[Short task]
Find the lines that hold "earnings". Report only how many there are.

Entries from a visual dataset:

* * *

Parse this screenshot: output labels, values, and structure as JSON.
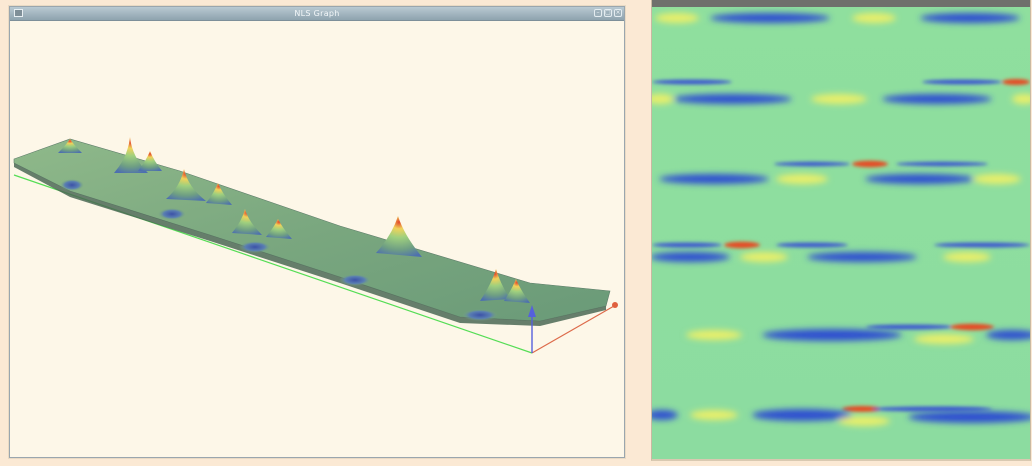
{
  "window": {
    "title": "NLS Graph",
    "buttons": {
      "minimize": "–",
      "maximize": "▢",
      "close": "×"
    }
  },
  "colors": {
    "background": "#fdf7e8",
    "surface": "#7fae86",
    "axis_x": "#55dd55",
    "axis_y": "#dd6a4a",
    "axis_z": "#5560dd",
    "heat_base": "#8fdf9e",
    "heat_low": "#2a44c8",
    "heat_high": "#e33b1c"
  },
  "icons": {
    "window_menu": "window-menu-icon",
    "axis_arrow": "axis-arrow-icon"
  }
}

* * *

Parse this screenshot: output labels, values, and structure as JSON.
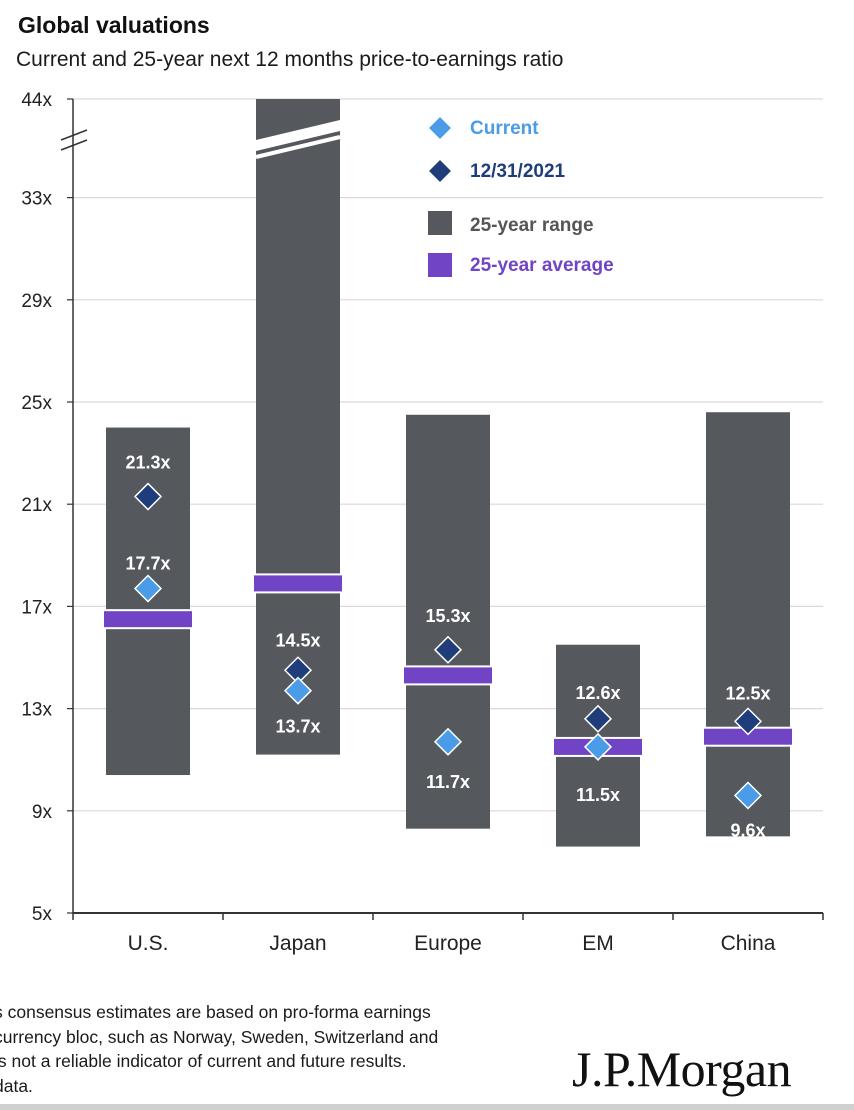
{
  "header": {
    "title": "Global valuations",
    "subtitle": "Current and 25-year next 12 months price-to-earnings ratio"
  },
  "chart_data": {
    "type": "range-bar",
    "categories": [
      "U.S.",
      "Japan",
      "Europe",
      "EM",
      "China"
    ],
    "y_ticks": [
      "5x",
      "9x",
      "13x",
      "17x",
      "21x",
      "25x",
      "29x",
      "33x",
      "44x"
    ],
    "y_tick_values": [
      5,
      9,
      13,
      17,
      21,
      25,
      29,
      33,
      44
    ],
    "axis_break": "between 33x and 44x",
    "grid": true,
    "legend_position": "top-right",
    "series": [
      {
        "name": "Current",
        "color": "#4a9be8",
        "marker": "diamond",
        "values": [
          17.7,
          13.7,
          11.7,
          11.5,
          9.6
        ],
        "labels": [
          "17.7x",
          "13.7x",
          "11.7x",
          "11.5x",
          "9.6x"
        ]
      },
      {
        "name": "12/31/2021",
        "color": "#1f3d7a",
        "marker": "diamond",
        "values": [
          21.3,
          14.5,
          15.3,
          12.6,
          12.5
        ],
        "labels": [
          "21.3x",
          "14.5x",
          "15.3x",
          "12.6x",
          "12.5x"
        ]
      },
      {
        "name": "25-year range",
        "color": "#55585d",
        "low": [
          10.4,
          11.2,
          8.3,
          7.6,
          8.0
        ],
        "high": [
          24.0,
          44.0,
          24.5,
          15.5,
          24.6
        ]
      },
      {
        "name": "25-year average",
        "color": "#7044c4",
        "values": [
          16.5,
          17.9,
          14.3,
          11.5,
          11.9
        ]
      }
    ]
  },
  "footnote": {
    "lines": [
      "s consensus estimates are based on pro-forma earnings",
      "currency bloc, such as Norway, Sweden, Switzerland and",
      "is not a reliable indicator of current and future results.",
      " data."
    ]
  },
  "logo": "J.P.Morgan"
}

* * *

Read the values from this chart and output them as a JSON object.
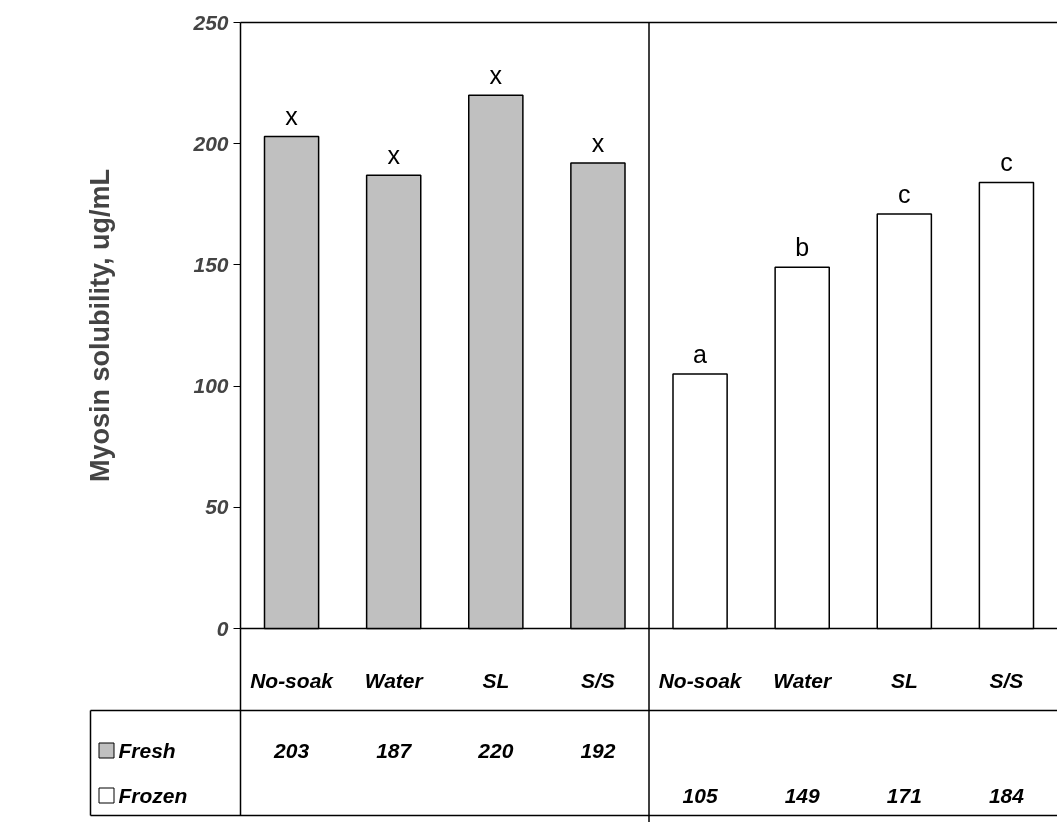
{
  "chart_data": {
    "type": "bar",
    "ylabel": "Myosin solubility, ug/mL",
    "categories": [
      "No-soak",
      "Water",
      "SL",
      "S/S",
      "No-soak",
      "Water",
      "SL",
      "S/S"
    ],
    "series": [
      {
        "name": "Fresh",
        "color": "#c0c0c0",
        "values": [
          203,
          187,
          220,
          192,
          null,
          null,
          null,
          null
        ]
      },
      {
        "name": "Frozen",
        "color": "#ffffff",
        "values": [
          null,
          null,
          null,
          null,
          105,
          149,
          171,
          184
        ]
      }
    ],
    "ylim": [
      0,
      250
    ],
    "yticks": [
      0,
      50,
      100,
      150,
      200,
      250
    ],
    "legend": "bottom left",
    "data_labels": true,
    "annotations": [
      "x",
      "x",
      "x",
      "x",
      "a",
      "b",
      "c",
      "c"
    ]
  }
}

* * *

[Problem solution]
2